RECORDS FOR THE EXERCISE ->
···
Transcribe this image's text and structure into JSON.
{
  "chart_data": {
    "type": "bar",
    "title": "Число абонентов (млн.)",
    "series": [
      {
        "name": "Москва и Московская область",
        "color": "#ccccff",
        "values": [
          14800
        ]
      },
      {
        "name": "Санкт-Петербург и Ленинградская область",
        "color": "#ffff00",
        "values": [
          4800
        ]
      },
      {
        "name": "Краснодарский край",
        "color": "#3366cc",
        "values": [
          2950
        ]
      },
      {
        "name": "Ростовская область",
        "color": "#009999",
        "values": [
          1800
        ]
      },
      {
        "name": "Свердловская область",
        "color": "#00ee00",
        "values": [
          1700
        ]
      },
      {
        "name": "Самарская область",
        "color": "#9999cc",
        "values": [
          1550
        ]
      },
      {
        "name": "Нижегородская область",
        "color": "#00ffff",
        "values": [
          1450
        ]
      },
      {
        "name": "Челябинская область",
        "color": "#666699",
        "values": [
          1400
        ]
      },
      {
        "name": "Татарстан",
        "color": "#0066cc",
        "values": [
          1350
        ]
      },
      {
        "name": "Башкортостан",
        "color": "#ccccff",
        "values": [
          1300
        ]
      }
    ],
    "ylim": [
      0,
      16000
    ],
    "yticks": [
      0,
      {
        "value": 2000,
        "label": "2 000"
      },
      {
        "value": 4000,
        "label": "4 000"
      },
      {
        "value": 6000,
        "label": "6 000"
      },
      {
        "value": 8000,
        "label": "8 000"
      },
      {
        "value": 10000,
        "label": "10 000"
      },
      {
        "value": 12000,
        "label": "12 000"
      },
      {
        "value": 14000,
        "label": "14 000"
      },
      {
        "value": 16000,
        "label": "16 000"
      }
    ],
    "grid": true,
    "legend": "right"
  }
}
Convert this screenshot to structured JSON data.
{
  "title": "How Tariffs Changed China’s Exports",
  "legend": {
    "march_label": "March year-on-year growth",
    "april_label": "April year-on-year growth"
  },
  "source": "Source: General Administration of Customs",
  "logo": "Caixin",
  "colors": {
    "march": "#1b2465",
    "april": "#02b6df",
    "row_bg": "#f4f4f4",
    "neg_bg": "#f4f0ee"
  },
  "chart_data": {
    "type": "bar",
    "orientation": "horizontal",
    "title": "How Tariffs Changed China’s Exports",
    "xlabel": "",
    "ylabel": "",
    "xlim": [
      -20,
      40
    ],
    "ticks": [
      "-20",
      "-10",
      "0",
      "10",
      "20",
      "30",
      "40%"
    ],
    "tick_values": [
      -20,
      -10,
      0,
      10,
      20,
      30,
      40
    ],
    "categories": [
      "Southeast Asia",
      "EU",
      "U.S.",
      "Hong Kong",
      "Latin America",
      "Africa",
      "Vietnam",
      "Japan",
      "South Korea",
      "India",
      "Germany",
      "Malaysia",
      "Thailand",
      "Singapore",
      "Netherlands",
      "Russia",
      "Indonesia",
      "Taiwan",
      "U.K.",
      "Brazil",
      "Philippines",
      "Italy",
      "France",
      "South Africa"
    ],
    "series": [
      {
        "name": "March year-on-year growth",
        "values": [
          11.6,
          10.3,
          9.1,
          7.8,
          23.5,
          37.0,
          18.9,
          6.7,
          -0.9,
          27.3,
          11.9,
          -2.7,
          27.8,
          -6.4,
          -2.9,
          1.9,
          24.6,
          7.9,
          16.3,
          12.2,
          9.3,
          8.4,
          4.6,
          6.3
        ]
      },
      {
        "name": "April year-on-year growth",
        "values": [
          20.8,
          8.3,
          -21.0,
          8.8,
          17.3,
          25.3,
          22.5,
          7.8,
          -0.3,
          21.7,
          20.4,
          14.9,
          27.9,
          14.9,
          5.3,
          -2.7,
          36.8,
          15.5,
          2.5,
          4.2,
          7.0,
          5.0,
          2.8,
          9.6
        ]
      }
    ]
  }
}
···
In the listing, find every line with the word "year" and state how many there are, nothing more.

FULL ANSWER ->
4